▼

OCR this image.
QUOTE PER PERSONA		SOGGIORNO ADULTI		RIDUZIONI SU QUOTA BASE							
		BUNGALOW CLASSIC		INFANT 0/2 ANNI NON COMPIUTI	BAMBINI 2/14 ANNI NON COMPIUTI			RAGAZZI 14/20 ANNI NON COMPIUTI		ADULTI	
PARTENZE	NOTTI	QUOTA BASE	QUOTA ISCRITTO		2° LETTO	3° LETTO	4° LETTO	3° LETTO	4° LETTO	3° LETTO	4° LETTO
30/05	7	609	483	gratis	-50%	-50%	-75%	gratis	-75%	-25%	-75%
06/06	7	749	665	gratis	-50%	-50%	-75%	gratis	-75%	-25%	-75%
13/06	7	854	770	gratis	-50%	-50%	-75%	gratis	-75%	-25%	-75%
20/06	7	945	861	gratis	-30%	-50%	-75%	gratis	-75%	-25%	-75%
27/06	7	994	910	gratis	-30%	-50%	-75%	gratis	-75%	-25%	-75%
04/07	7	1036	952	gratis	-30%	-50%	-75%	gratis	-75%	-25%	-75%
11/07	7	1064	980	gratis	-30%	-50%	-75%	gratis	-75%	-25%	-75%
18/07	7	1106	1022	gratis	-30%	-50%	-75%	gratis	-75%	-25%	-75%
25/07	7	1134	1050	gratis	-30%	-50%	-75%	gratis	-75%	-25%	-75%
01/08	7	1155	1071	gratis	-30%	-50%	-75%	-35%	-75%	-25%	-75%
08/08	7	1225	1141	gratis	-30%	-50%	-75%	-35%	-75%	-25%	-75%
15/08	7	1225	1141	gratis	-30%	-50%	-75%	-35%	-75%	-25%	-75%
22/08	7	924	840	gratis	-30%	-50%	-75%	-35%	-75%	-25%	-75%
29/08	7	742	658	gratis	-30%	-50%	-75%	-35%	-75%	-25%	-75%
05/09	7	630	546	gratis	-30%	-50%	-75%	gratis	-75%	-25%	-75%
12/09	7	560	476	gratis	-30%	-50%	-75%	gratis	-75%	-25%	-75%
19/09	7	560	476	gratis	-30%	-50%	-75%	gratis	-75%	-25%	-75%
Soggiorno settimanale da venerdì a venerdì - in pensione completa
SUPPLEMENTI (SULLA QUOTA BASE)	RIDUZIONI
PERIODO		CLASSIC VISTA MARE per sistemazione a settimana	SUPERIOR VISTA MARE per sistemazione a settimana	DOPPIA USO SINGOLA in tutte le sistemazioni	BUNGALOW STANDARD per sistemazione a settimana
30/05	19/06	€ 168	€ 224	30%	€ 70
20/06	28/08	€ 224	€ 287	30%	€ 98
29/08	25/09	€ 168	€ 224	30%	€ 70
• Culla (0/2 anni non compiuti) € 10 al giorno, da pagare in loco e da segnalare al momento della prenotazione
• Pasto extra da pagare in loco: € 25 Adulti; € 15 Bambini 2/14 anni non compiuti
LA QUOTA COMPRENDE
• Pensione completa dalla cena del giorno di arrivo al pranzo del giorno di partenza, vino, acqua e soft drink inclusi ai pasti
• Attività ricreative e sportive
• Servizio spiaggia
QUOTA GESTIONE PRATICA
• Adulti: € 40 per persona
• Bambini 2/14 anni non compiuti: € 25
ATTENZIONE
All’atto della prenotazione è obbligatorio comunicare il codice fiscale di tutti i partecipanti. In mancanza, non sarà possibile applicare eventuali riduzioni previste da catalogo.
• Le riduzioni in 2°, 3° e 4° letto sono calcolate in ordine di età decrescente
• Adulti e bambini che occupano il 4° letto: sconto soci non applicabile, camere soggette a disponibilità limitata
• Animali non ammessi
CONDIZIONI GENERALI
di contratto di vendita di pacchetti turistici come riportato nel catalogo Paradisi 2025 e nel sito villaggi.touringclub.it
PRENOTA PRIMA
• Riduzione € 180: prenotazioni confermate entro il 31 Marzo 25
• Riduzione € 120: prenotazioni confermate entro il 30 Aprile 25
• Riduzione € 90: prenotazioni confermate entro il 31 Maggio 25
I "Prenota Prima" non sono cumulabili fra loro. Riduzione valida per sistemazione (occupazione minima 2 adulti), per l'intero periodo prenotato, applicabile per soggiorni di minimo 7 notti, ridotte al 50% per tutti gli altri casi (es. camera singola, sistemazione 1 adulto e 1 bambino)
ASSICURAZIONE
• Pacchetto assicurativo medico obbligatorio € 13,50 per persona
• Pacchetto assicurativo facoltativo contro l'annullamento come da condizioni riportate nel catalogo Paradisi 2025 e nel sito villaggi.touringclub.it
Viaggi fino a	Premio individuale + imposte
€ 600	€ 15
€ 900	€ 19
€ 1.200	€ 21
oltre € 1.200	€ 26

▲
▼

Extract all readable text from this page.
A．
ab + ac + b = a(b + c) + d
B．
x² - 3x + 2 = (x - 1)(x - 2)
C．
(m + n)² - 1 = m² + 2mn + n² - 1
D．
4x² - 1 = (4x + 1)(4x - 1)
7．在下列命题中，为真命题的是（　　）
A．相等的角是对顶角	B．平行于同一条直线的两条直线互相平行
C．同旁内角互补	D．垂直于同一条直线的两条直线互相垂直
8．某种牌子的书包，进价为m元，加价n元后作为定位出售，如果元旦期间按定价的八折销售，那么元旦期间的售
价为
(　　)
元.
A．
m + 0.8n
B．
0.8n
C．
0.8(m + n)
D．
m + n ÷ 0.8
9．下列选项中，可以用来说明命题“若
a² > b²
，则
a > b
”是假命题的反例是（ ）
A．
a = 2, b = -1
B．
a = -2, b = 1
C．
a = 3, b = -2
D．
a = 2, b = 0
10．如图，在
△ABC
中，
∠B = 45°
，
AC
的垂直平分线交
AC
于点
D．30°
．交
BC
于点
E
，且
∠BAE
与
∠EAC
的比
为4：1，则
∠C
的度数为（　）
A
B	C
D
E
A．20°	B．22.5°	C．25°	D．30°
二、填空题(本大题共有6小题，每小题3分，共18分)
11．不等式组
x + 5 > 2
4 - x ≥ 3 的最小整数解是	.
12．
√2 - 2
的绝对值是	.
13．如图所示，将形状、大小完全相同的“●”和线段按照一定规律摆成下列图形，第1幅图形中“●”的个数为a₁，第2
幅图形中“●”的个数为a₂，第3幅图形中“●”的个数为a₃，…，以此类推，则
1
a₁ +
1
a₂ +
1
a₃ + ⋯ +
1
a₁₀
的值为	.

▲
▼

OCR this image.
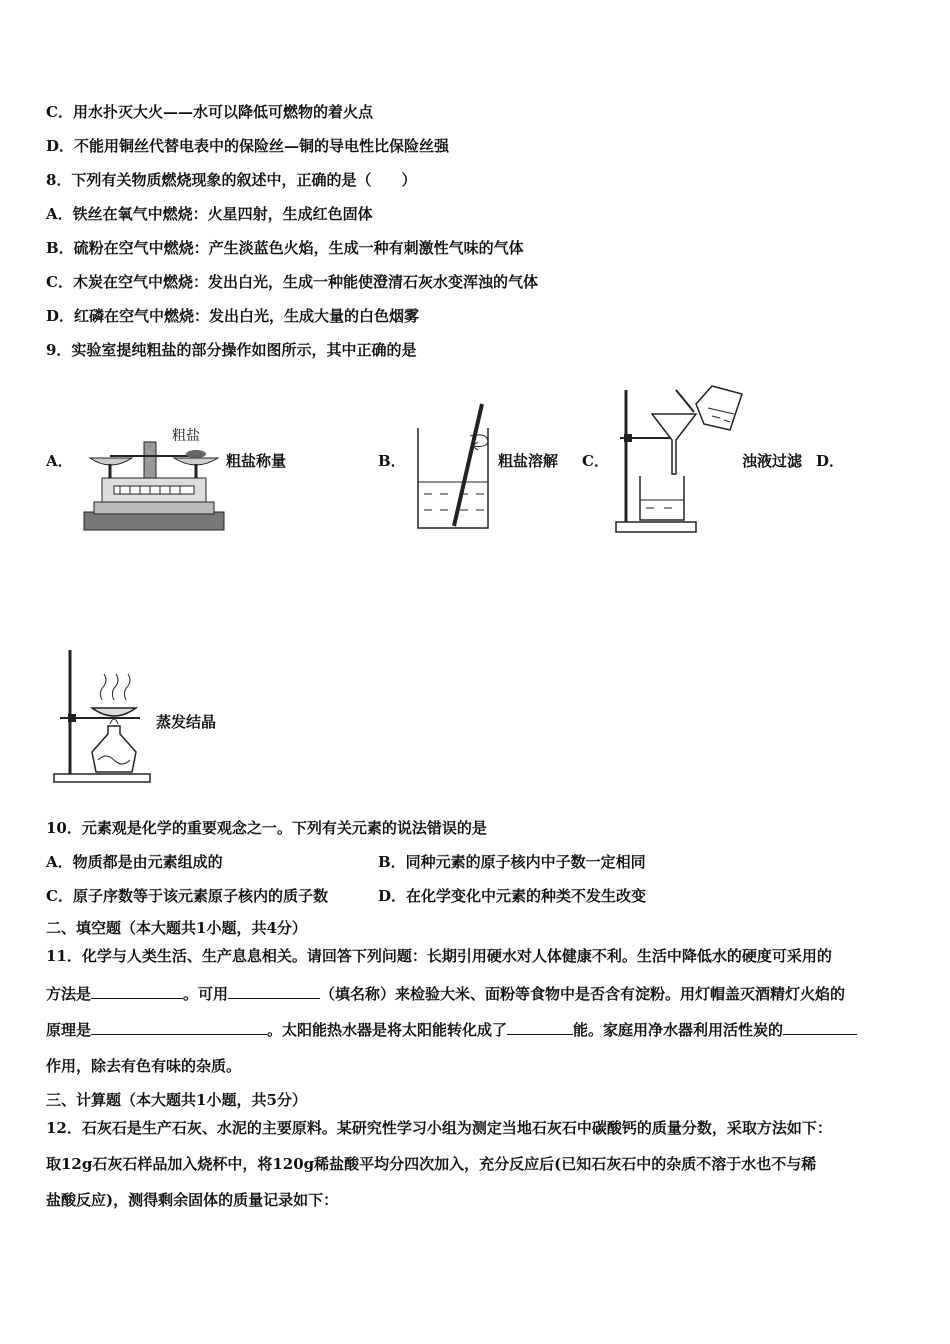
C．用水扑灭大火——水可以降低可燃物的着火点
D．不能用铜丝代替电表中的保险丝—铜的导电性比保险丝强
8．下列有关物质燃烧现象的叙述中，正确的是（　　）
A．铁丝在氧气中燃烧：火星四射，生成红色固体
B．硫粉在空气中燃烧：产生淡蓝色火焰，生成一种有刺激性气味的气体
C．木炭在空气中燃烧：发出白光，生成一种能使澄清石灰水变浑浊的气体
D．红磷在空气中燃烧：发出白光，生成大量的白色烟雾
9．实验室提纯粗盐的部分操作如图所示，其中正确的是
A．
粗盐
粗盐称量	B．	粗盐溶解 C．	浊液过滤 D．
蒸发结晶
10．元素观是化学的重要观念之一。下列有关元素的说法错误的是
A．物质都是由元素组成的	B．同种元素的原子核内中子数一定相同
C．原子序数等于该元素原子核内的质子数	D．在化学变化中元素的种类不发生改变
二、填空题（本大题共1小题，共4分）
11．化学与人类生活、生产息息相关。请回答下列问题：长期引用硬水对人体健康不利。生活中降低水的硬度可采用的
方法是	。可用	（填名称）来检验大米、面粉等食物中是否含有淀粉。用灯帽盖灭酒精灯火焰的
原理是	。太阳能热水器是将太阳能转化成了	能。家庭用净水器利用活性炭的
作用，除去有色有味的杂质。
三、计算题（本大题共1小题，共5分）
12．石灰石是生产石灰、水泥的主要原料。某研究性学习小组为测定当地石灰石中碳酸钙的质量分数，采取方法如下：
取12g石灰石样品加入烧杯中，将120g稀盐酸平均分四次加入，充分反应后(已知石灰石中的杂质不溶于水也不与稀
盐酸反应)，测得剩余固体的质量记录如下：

▲

Isolate each line of the listing above that includes "obbligatorio". Copy it.

All’atto della prenotazione è obbligatorio comunicare il codice fiscale di tutti i partecipanti. In mancanza, non sarà possibile applicare eventuali riduzioni previste da catalogo.
• Pacchetto assicurativo medico obbligatorio € 13,50 per persona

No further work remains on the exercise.